**SET PROBLEM**
Extract and list every line that contains the word "structured".

**SOURCE DATA**
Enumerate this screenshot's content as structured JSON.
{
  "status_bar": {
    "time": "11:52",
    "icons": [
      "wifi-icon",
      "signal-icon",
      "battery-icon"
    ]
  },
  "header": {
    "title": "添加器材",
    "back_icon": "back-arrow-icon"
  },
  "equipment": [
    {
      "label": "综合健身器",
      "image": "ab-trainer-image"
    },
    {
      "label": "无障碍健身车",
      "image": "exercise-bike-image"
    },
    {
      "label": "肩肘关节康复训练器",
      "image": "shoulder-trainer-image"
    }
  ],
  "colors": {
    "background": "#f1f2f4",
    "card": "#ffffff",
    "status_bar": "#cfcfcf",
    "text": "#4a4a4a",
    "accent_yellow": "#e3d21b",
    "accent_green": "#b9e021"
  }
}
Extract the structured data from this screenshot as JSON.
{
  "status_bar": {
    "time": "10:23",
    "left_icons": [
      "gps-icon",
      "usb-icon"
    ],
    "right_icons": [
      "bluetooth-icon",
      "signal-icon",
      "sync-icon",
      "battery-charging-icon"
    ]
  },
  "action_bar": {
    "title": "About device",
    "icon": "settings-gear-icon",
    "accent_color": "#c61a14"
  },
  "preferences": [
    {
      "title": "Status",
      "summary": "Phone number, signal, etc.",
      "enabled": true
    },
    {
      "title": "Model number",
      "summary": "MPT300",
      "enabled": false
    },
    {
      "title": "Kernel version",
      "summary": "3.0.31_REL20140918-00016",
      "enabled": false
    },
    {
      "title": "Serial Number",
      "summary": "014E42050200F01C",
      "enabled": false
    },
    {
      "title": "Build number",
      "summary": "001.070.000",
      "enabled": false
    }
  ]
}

**OUTPUT FOR THIS TASK**
Enumerate this screenshot's content as structured JSON.
Extract the structured data from this screenshot as JSON.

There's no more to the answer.